The task: Scan each line of the records for the word "Proportion" and extract the ones that have it.

- - - - - - -

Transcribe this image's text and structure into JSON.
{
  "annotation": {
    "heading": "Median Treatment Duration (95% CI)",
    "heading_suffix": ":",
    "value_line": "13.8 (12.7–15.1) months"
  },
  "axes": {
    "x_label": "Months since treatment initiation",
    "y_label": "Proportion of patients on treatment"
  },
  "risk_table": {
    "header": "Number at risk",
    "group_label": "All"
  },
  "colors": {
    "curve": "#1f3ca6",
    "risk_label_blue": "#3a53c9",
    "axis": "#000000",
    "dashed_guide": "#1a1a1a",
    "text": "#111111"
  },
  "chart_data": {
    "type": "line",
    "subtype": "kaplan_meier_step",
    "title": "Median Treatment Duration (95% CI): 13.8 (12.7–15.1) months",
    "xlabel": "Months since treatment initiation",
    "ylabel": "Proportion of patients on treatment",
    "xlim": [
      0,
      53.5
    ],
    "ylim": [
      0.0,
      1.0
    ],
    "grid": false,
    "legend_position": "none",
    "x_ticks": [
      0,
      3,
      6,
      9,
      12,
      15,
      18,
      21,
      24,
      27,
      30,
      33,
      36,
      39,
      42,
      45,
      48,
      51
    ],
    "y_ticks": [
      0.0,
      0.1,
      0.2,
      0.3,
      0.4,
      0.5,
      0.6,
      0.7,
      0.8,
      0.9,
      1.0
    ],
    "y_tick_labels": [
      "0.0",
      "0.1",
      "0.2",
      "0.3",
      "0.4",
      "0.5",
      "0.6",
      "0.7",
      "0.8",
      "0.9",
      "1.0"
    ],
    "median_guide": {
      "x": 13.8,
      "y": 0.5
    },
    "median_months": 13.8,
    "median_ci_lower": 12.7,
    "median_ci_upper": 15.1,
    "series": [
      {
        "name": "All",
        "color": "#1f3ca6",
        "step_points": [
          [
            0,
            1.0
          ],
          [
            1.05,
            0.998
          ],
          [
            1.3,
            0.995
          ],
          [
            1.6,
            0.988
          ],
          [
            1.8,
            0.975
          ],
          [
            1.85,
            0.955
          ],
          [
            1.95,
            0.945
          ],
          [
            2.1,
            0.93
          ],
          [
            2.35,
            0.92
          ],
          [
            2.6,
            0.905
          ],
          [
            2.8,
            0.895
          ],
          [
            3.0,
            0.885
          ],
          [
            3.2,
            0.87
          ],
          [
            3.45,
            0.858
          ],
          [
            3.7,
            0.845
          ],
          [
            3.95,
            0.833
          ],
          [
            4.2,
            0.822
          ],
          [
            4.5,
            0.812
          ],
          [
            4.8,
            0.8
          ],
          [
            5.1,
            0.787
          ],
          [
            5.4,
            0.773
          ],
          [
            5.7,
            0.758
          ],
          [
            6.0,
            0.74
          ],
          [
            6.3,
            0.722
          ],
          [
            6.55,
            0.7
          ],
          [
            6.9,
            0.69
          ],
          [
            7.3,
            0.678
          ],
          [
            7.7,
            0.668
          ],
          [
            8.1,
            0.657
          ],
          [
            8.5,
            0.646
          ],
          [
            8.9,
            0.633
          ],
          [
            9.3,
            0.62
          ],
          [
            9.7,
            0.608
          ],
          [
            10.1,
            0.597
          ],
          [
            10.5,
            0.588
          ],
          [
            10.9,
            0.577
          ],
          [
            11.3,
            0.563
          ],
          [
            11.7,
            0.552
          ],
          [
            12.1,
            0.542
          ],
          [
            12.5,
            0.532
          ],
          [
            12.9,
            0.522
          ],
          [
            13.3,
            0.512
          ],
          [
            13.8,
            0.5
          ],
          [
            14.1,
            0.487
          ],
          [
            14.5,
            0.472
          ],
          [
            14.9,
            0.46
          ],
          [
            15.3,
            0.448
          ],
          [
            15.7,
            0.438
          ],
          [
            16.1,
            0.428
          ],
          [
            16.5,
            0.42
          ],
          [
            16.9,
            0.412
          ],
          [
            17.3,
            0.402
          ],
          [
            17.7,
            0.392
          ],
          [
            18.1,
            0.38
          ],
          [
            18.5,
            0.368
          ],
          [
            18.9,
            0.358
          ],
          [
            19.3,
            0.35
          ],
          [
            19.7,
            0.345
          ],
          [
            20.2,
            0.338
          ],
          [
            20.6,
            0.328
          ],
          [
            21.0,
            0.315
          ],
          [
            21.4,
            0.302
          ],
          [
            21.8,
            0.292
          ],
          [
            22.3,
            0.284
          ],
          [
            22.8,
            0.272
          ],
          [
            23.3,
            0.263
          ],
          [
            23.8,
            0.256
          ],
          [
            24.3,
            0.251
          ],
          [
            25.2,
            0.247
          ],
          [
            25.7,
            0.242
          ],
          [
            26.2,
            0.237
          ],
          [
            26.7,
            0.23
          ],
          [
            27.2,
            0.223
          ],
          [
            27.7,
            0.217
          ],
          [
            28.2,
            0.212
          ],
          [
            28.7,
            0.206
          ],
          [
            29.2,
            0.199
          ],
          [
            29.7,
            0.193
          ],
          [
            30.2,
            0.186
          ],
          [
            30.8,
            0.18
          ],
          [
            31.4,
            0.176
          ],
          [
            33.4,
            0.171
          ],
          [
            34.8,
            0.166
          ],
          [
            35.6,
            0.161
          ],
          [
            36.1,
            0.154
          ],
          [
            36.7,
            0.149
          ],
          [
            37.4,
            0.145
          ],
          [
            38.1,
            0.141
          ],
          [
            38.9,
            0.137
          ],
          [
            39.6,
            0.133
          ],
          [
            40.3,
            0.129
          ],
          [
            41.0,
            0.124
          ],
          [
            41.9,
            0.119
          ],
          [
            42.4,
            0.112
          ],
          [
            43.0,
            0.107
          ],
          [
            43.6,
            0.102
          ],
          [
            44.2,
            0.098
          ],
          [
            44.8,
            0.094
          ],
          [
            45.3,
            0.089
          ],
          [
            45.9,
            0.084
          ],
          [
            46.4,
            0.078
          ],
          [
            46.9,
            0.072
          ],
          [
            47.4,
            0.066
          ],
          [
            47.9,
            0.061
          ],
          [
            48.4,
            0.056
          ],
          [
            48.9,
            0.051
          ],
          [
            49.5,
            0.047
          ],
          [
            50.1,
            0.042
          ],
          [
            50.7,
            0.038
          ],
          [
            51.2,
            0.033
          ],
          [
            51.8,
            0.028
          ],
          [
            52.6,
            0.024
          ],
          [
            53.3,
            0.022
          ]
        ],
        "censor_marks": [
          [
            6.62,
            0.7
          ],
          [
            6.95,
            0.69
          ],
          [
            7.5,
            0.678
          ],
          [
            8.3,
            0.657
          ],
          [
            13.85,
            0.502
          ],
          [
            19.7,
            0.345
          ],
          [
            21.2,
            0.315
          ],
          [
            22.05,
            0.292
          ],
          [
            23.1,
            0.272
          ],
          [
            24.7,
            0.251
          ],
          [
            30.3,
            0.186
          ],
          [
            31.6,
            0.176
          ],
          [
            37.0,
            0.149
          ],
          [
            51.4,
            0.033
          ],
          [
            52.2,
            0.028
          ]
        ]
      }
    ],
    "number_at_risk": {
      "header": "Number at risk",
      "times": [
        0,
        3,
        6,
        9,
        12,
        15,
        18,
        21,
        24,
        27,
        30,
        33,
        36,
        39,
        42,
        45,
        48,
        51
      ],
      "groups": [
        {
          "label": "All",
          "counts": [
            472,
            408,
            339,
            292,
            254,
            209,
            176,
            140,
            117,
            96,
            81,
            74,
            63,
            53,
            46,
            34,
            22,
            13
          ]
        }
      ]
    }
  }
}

- - - - - - -

Solution for this exercise:
    "y_label": "Proportion of patients on treatment"
    "ylabel": "Proportion of patients on treatment",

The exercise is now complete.